Geben Sie bitte aus dem Text zur Analyse alles von „Nun wollen wir“ bis hin zu „bitte, wenn’s geht.“ wortgetreu wieder.

> [Text zur Analyse]:
========================

Grundstürzend war unsere Ausgangslage nach elf Jahren großer Koalition. Berlin war oberpleite und skandalerschüttert. Wir mussten daher seit 2002 erst mal viel Schutt wegräumen – bei den Landesfinanzen, in der öffentlichen Verwaltung und bei den kommunalen Unternehmen. Das waren schwierige Hausaufgaben. Das Maßgebliche haben wir geschafft: Der Landeshaushalt ist fast ausgeglichen, die Klage beim Bundesverfassungsgericht in Karlsruhe auf Finanzhilfen läuft.

Und was kommt jetzt?

Nun wollen wir diese neuen Spielräume, die wir schwer genug erkämpft haben, auch nutzen. Ein großes Thema der Linkspartei.PDS ist die „soziale Stadt“, ein weiteres „mehr Demokratie“, ein drittes „länger gemeinsam lernen“.

Ein bisschen konkreter bitte, wenn’s geht.

========================

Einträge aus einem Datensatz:
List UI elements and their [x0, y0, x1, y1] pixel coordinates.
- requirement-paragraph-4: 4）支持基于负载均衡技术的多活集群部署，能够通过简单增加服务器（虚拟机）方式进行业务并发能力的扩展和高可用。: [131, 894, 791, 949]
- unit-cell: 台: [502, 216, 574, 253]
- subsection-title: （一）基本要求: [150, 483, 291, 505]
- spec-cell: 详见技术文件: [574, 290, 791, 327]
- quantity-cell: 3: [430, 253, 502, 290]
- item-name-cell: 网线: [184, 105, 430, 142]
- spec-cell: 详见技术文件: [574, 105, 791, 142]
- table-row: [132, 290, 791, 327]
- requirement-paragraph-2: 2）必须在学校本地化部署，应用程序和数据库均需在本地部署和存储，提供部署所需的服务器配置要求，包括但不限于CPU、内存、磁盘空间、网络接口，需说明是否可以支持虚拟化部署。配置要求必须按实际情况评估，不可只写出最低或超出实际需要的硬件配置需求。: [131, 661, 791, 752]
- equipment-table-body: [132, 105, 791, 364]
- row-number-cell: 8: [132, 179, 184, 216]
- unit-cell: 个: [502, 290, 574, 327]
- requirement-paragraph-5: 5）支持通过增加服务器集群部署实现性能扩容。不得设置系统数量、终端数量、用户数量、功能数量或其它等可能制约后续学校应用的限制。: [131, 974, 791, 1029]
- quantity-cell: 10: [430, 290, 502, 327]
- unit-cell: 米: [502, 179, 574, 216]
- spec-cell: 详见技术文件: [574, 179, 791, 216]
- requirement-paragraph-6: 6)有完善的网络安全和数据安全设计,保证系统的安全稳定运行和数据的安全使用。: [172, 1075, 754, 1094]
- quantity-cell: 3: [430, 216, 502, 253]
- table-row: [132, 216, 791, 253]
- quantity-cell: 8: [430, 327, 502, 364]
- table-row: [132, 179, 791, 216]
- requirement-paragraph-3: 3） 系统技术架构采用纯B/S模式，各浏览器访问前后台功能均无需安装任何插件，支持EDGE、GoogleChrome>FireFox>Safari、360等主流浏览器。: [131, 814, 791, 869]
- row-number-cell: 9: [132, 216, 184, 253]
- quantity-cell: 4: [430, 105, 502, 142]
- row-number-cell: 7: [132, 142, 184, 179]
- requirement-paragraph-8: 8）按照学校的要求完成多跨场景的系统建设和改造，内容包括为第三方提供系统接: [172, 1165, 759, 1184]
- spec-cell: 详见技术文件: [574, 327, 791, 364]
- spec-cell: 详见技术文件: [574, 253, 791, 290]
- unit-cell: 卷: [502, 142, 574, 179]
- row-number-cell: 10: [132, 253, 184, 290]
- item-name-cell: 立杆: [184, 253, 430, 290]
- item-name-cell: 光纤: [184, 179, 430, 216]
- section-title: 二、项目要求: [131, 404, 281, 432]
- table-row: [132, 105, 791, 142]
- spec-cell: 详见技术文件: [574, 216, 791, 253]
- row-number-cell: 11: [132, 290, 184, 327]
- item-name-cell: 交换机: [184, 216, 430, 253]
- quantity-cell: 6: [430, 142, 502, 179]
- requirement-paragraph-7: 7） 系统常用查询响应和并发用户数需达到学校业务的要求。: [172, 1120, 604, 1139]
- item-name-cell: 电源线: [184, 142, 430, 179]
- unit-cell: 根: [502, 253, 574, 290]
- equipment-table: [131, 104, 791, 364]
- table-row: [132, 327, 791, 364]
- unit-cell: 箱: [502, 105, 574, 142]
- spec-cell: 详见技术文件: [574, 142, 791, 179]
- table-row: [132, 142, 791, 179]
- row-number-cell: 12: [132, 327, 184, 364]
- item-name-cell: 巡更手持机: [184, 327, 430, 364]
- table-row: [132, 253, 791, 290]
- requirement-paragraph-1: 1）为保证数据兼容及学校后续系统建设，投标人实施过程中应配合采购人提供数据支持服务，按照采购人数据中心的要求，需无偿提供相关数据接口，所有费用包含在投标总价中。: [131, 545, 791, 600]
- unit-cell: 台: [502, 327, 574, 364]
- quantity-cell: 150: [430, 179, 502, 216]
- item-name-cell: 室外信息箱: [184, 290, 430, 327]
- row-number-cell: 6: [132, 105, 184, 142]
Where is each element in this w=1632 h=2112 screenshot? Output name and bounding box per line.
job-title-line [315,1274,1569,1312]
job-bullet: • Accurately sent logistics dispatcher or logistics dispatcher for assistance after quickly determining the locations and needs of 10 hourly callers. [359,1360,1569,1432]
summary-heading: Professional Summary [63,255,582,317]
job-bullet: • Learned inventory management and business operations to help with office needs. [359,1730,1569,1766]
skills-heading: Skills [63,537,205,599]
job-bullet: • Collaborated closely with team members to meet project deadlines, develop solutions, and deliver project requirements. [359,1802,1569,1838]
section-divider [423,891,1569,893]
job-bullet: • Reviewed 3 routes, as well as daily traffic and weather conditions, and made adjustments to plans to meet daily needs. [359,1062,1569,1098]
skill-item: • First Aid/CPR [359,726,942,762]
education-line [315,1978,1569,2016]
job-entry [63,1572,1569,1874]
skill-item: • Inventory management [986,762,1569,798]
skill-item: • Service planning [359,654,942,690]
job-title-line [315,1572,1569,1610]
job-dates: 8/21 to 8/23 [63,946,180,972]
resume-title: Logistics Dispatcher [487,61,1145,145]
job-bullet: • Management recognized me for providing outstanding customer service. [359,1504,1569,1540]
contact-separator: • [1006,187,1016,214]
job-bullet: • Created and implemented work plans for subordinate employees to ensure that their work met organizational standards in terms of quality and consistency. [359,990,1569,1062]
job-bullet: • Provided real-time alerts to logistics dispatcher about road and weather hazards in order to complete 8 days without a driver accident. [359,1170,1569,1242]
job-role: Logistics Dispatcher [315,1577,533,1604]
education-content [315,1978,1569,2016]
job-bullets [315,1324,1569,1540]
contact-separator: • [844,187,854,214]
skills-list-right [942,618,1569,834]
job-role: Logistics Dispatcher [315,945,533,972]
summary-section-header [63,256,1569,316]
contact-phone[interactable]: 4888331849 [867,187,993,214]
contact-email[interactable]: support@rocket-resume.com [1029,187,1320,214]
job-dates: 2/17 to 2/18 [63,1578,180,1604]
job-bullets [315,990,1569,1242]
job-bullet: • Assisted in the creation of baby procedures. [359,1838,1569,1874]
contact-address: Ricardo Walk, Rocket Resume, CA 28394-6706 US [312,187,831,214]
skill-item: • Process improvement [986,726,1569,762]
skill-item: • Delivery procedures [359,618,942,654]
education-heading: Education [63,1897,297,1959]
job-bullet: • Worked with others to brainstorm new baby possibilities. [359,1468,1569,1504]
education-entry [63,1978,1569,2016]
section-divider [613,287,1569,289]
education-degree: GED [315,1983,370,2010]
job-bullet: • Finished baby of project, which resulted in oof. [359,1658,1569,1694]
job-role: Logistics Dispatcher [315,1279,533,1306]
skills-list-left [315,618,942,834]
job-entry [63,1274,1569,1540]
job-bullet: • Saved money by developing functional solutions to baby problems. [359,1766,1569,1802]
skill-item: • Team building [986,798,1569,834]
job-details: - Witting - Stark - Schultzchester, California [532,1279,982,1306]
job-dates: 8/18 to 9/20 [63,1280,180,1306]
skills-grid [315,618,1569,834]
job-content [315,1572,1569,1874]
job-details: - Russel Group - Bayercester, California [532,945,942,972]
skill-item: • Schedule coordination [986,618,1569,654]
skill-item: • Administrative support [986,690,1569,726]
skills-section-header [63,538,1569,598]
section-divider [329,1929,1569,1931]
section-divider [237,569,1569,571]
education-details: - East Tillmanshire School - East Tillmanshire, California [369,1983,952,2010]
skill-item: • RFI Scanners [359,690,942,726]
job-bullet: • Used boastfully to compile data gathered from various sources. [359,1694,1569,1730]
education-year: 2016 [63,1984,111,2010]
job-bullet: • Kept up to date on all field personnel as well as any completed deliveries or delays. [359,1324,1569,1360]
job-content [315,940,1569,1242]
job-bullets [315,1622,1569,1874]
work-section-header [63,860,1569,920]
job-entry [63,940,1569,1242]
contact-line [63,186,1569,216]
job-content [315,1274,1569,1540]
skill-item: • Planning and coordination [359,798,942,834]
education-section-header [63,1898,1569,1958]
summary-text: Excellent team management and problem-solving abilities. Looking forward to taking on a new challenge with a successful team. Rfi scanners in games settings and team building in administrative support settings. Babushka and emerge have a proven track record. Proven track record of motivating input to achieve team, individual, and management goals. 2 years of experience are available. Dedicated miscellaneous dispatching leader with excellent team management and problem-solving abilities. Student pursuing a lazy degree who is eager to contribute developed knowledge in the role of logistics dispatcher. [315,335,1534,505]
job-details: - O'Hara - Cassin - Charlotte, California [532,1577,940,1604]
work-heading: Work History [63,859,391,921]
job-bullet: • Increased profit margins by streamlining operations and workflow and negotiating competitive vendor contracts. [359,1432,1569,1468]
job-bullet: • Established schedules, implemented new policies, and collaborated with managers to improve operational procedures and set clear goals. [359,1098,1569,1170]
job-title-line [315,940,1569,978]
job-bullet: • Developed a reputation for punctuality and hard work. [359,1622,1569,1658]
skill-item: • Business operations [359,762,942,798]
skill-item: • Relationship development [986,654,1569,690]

========================

> [Antwort folgt]:
Nun wollen wir diese neuen Spielräume, die wir schwer genug erkämpft haben, auch nutzen. Ein großes Thema der Linkspartei.PDS ist die „soziale Stadt“, ein weiteres „mehr Demokratie“, ein drittes „länger gemeinsam lernen“.

Ein bisschen konkreter bitte, wenn’s geht.